Exercise data:
----

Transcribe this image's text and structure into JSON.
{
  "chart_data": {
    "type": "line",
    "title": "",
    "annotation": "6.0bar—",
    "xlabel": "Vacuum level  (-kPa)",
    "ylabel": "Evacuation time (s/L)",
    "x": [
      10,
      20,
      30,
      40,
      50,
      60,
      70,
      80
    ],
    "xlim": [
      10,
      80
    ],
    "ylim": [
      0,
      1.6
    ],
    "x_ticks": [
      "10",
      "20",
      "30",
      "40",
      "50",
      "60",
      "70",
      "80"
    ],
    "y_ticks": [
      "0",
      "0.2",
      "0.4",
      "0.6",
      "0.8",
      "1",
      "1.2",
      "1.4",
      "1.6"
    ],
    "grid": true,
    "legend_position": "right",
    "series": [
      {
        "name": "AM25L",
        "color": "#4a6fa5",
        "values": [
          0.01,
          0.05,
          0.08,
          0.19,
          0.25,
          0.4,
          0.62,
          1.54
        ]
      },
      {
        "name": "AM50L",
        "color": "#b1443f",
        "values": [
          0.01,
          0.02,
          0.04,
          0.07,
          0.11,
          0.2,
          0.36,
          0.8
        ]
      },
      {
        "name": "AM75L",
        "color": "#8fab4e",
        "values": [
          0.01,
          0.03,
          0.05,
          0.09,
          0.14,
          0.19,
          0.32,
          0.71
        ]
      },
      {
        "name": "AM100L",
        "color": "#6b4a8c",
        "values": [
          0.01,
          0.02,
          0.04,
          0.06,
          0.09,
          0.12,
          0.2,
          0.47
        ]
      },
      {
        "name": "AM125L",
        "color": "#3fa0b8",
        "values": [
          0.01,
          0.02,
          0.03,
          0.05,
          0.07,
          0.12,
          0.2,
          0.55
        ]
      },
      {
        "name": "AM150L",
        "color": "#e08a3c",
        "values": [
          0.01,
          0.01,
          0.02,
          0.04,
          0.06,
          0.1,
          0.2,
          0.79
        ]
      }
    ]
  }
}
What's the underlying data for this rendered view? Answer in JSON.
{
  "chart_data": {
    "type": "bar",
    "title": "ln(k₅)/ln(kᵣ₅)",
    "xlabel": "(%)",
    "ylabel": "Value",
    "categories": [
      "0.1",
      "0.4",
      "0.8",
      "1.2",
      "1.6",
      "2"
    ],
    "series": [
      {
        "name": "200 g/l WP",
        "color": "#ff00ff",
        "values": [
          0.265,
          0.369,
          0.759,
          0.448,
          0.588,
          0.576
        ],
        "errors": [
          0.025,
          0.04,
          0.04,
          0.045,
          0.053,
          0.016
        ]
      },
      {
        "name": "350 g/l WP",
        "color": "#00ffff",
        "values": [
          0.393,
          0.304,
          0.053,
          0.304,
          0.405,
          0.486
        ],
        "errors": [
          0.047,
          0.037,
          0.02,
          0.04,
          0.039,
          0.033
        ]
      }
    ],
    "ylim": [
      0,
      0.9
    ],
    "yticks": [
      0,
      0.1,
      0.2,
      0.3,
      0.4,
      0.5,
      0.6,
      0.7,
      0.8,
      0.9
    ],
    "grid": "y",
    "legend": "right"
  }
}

----

To do:
Copy each line containing the word "ylabel" from the data.

The reply:
    "ylabel": "Evacuation time (s/L)",
    "ylabel": "Value",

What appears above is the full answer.